Report all lines from the entries below in which "values" appears.

━━━━━━━━━━━━━━━━━━━━

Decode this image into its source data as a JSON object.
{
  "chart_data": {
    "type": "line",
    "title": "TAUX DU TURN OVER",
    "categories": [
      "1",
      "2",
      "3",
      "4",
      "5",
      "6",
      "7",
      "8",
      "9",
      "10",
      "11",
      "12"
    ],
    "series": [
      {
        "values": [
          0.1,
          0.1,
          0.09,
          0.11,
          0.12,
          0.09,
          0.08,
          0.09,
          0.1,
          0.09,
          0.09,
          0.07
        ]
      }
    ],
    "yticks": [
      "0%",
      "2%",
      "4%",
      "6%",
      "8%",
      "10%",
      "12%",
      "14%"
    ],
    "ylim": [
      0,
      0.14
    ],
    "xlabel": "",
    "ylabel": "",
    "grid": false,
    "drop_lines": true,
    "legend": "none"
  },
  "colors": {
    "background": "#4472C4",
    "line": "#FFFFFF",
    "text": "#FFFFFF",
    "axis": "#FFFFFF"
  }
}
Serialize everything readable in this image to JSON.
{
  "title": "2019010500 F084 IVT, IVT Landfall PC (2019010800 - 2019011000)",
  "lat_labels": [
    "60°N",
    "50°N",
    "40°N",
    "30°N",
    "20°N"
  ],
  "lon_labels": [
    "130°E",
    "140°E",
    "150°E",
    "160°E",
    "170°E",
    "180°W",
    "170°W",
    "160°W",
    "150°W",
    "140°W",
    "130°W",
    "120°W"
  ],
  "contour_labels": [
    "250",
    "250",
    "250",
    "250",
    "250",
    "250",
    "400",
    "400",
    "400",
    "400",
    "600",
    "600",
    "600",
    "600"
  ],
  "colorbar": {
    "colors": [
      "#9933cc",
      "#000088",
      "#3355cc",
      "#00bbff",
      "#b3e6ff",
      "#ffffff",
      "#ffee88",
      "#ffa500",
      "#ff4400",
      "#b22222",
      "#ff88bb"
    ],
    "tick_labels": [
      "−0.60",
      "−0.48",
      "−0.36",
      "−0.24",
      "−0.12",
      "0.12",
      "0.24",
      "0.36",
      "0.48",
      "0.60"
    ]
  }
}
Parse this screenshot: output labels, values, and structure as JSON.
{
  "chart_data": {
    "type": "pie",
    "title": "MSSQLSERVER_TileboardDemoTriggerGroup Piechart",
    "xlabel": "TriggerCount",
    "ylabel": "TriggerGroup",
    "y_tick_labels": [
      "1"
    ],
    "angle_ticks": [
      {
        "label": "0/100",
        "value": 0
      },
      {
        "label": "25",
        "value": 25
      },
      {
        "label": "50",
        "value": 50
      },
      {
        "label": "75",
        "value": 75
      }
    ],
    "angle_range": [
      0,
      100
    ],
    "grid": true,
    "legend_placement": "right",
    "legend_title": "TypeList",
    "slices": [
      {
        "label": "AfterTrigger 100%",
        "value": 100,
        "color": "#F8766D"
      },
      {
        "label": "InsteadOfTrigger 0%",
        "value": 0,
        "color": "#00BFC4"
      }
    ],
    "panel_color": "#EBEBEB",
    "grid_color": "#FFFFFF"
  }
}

━━━━━━━━━━━━━━━━━━━━

Result of the exercise -
        "values": [
Parse this screenshot: output labels, values, and structure as JSON.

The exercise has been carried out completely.